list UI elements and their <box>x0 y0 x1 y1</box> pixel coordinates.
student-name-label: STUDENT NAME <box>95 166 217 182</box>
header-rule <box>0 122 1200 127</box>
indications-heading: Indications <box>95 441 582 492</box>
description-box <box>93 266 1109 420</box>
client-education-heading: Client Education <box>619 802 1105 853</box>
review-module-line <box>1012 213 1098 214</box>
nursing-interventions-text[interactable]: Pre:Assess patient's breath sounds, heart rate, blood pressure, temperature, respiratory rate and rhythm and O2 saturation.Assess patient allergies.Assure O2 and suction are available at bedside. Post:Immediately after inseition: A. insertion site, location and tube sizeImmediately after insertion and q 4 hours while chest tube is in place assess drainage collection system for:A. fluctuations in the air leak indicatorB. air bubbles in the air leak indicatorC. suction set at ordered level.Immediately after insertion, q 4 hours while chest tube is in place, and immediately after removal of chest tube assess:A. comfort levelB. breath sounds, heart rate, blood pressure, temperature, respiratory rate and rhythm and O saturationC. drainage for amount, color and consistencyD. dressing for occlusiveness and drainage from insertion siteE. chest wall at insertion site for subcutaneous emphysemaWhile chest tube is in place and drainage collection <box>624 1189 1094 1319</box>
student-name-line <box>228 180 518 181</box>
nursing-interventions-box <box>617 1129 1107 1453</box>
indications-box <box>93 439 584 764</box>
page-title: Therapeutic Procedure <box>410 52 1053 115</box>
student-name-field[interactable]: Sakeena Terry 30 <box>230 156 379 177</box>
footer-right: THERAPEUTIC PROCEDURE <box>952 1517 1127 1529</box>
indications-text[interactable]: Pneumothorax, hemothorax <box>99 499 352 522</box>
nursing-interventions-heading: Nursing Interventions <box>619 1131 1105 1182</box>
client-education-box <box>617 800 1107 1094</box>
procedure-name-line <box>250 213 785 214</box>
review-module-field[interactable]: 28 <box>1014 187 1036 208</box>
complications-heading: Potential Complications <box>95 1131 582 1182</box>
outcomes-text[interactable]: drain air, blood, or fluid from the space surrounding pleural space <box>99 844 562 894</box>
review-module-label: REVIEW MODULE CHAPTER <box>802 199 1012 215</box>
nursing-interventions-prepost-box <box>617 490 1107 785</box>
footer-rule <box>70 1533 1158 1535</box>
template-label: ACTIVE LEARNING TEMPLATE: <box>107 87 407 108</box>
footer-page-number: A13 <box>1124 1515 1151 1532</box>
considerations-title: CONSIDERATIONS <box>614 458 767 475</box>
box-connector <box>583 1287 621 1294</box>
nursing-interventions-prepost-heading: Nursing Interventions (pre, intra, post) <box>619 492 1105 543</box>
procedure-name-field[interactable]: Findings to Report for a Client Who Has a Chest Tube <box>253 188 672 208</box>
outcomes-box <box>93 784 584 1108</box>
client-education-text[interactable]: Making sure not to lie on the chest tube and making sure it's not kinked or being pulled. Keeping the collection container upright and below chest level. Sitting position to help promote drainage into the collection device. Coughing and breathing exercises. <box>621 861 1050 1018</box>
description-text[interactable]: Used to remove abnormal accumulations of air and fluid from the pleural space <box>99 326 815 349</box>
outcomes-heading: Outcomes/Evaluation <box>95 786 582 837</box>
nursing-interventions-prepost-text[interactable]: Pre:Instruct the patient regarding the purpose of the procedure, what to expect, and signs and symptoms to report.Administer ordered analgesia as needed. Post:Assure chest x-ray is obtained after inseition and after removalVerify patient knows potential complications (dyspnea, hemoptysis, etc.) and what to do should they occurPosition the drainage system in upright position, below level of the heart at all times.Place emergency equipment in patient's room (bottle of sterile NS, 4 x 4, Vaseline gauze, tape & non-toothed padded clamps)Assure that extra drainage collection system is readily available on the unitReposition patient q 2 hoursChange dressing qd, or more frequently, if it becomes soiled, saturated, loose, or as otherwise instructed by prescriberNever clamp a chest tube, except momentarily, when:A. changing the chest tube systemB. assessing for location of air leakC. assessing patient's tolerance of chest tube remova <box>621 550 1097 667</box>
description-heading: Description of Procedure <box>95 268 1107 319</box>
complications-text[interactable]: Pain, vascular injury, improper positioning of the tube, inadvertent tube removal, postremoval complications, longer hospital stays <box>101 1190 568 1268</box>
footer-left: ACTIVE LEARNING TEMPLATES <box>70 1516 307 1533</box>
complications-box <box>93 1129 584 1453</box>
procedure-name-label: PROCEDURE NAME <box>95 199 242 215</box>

◆ GOAL OF THE EXERCISE ◆
Count the lines in the listing above that contain the string "ACTIVE". Reply with that number only.

◆ PROBLEM SOLUTION ◆
2